> [Extracted records]
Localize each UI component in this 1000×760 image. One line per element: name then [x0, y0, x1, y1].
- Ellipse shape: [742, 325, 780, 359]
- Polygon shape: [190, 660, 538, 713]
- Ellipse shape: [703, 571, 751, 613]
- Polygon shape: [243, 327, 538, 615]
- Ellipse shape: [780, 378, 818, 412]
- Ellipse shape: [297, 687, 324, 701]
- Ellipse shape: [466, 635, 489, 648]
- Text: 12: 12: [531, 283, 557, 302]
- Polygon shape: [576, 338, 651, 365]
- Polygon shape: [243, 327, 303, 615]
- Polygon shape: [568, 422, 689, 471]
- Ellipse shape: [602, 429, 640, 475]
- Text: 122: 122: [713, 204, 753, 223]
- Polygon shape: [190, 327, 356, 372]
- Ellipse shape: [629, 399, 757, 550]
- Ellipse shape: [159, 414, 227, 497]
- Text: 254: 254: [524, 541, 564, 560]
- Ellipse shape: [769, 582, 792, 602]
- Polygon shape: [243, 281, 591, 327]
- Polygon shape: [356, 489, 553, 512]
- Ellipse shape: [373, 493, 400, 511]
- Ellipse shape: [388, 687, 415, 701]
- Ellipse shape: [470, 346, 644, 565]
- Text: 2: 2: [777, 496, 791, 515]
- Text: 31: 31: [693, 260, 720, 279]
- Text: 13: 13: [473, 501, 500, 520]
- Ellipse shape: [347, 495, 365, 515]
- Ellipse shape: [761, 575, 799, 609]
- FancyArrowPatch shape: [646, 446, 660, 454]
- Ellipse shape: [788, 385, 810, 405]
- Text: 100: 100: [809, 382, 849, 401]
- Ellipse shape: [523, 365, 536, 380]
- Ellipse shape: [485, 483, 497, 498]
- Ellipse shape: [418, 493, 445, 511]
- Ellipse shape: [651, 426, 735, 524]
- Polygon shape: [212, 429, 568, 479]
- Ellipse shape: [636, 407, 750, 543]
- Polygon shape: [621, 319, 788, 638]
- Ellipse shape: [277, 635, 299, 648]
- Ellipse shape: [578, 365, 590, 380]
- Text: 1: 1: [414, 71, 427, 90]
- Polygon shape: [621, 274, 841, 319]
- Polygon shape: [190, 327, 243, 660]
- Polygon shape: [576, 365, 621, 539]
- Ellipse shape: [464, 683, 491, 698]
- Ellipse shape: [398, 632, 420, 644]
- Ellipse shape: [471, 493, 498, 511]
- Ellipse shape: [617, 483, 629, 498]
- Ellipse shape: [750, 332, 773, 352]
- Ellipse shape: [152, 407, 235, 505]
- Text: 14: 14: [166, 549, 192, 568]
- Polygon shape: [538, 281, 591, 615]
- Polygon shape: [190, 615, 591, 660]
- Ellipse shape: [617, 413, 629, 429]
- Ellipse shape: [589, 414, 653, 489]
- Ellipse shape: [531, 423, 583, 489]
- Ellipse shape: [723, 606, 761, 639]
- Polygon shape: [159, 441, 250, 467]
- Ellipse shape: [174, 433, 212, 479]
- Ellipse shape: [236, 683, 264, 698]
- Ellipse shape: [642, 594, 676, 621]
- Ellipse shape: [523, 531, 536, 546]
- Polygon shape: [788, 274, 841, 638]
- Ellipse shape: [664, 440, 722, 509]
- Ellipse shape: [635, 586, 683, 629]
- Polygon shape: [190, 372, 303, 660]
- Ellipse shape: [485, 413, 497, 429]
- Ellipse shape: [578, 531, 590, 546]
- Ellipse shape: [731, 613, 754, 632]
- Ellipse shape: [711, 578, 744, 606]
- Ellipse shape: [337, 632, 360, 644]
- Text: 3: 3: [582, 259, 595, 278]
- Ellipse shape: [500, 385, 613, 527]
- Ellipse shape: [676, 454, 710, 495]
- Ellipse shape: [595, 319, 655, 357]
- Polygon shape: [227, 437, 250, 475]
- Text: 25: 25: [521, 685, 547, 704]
---
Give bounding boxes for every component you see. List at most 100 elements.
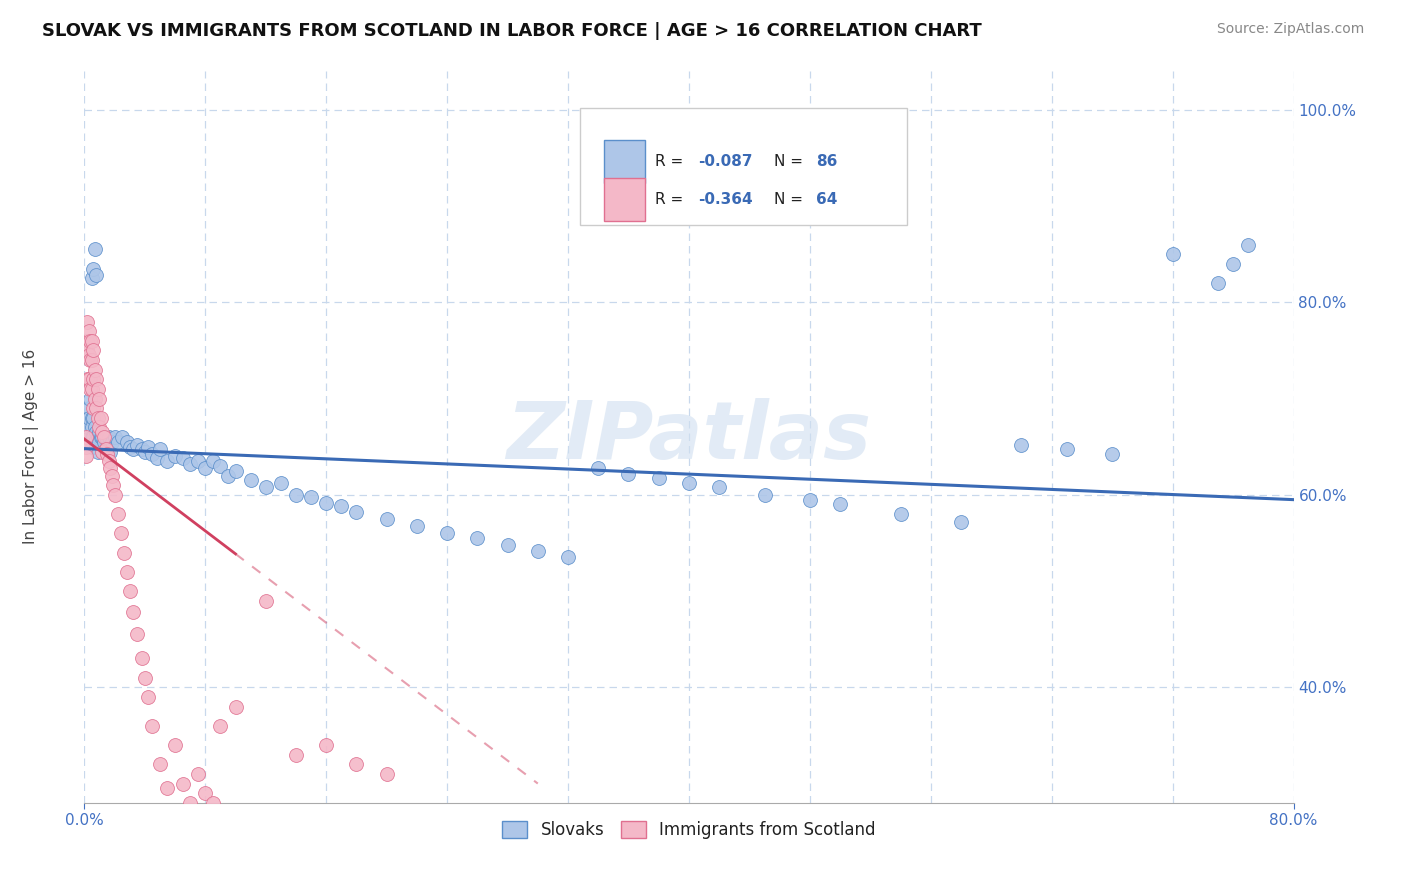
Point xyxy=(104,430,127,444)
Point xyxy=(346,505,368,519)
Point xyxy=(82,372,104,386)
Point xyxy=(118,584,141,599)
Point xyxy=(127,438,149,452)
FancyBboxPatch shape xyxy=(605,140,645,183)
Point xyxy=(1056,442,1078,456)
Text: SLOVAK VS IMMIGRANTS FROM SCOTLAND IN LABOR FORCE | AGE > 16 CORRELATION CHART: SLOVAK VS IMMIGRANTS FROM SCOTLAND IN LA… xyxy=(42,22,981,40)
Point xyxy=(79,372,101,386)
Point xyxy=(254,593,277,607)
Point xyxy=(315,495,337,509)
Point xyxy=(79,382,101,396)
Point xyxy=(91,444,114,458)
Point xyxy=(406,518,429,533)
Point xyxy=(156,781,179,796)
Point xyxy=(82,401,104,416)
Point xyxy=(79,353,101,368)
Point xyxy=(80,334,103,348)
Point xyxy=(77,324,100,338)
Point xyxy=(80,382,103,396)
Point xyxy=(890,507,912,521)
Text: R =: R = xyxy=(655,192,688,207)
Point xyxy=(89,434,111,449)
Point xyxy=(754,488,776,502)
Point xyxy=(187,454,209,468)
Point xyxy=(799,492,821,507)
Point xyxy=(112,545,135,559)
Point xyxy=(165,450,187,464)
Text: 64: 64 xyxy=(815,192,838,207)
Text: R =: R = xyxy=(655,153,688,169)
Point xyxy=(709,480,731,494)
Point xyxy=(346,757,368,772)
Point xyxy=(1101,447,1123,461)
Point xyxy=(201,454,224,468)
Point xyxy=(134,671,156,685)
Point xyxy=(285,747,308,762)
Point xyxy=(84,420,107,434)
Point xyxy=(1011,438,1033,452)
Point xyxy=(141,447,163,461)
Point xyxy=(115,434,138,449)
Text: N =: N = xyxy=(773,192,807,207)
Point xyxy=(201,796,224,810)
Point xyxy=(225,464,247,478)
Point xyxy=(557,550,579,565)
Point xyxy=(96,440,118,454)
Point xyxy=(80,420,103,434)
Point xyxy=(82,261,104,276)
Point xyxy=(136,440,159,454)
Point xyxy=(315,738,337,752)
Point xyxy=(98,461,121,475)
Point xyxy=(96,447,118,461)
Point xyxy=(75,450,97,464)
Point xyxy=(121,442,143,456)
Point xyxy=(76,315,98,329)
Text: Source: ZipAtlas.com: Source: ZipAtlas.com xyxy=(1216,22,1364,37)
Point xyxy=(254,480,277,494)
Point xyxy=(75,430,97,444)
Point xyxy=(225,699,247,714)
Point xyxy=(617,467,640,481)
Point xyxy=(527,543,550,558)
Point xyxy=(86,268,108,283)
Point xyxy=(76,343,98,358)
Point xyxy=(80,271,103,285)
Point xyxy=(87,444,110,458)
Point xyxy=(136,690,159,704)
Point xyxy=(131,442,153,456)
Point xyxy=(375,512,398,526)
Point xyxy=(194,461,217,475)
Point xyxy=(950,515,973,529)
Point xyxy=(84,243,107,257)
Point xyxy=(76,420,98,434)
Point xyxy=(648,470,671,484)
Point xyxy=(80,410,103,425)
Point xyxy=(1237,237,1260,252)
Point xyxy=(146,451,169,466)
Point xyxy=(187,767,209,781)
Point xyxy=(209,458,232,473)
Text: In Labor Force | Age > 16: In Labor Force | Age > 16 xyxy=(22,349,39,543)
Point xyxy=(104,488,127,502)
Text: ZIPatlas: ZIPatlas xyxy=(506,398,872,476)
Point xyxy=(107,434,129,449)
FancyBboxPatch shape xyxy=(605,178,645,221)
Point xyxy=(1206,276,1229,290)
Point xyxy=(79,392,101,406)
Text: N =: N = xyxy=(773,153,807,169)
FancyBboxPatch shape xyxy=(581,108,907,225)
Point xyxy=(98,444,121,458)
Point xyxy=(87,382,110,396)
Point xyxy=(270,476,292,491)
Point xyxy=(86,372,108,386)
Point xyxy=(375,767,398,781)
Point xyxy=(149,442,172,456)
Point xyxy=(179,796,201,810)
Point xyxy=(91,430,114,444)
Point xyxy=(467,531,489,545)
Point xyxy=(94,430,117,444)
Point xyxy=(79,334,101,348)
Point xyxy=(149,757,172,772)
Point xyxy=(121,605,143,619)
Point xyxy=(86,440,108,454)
--
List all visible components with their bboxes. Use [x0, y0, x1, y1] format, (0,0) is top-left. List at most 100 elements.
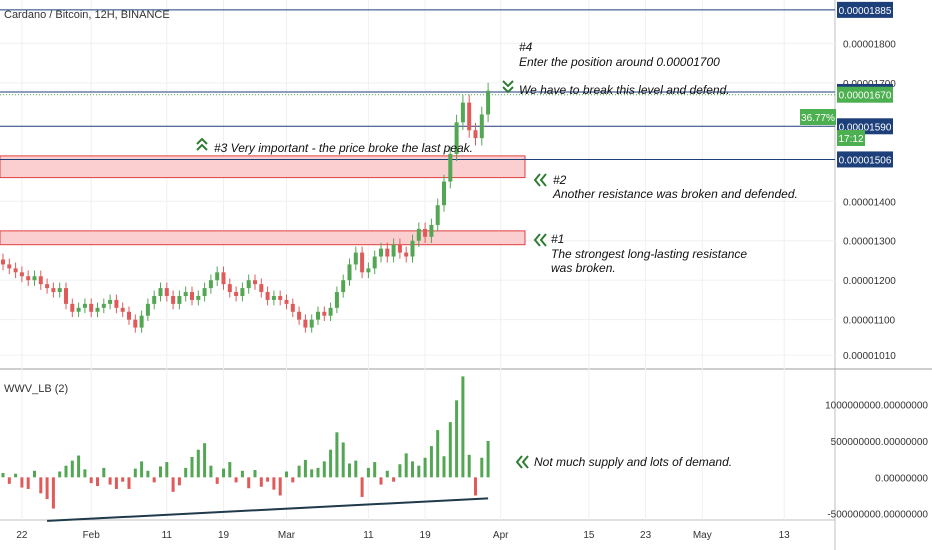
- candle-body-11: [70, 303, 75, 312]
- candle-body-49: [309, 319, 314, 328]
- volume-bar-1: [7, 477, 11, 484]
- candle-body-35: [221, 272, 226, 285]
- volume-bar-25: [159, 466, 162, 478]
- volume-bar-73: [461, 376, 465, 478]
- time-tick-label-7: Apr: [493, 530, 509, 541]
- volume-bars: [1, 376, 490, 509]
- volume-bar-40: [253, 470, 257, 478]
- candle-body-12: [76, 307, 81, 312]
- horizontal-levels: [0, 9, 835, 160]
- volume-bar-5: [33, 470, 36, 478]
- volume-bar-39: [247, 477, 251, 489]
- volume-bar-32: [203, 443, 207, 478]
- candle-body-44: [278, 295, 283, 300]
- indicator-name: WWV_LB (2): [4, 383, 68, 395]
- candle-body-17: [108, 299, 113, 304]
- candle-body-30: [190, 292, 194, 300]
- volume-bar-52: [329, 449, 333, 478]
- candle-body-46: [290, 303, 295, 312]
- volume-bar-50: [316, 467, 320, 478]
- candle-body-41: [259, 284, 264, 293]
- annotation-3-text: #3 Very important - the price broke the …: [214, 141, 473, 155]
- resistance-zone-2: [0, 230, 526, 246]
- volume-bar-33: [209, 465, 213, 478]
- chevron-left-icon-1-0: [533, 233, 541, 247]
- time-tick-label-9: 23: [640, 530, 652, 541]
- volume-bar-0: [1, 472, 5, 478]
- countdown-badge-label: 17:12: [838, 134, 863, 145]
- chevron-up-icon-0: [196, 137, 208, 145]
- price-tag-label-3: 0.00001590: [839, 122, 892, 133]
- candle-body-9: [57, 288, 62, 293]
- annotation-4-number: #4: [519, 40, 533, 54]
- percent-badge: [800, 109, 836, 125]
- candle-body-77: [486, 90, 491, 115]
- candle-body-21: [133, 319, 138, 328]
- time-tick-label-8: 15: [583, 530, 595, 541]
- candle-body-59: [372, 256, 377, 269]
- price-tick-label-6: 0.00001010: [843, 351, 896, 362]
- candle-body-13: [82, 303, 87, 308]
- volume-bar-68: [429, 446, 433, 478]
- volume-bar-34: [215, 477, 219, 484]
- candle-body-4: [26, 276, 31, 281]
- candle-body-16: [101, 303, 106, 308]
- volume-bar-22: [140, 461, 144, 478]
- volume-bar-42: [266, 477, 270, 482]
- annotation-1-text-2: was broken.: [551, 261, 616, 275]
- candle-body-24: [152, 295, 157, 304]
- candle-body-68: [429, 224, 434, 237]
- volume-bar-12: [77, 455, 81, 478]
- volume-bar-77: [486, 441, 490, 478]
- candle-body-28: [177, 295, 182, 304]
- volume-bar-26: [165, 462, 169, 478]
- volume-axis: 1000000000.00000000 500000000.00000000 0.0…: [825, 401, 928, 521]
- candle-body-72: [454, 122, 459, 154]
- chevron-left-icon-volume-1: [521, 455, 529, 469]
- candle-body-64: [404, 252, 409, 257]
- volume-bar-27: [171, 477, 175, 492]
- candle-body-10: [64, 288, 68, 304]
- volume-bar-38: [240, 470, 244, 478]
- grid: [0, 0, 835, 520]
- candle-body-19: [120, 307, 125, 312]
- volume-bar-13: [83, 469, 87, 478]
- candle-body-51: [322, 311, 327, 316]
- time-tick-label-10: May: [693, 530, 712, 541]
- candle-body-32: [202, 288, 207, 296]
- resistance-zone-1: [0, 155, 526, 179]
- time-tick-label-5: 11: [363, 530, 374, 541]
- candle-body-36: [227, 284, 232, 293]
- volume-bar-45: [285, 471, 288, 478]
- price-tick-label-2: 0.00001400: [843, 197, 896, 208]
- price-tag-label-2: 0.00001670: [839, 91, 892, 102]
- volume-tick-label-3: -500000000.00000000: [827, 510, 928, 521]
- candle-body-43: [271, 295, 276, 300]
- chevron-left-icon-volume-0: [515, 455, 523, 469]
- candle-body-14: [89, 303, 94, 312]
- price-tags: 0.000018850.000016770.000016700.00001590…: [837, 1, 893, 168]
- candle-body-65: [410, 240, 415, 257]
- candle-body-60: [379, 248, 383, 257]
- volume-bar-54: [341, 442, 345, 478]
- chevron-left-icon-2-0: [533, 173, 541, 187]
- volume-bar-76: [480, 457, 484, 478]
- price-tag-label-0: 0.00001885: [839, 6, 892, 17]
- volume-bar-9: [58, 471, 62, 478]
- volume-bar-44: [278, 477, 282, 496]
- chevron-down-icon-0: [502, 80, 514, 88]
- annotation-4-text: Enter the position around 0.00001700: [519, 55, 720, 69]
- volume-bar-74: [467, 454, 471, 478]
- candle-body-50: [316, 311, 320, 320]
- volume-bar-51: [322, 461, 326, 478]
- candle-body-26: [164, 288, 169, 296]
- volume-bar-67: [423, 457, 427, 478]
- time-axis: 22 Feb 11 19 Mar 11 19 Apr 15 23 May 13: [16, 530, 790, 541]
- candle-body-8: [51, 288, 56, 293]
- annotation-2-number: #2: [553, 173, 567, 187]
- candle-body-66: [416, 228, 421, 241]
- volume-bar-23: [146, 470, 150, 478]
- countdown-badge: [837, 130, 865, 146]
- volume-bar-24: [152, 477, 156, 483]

> [What the task asks]
Copy the data from the line with "Point xyxy=(104,430,127,444)" to the line with "Text: N =: N = xyxy=(773,192,807,207)", swapping "Point" for "Marker" and leaving everything else unchanged.

> [Response]
Marker xyxy=(104,430,127,444)
Marker xyxy=(346,505,368,519)
Marker xyxy=(82,372,104,386)
Marker xyxy=(118,584,141,599)
Marker xyxy=(127,438,149,452)
FancyBboxPatch shape xyxy=(605,140,645,183)
Marker xyxy=(1056,442,1078,456)
Text: SLOVAK VS IMMIGRANTS FROM SCOTLAND IN LABOR FORCE | AGE > 16 CORRELATION CHART: SLOVAK VS IMMIGRANTS FROM SCOTLAND IN LA… xyxy=(42,22,981,40)
Marker xyxy=(79,372,101,386)
Marker xyxy=(254,593,277,607)
Marker xyxy=(315,495,337,509)
Marker xyxy=(79,382,101,396)
Marker xyxy=(91,444,114,458)
Marker xyxy=(406,518,429,533)
Marker xyxy=(156,781,179,796)
Marker xyxy=(82,401,104,416)
Marker xyxy=(79,353,101,368)
Marker xyxy=(80,334,103,348)
Marker xyxy=(77,324,100,338)
Marker xyxy=(80,382,103,396)
Marker xyxy=(890,507,912,521)
Text: R =: R = xyxy=(655,192,688,207)
Marker xyxy=(89,434,111,449)
Marker xyxy=(754,488,776,502)
Marker xyxy=(187,454,209,468)
Marker xyxy=(799,492,821,507)
Marker xyxy=(112,545,135,559)
Marker xyxy=(165,450,187,464)
Text: 64: 64 xyxy=(815,192,838,207)
Text: R =: R = xyxy=(655,153,688,169)
Marker xyxy=(709,480,731,494)
Marker xyxy=(346,757,368,772)
Marker xyxy=(1101,447,1123,461)
Marker xyxy=(201,454,224,468)
Marker xyxy=(134,671,156,685)
Marker xyxy=(285,747,308,762)
Marker xyxy=(84,420,107,434)
Marker xyxy=(1011,438,1033,452)
Marker xyxy=(141,447,163,461)
Marker xyxy=(115,434,138,449)
Text: N =: N = xyxy=(773,192,807,207)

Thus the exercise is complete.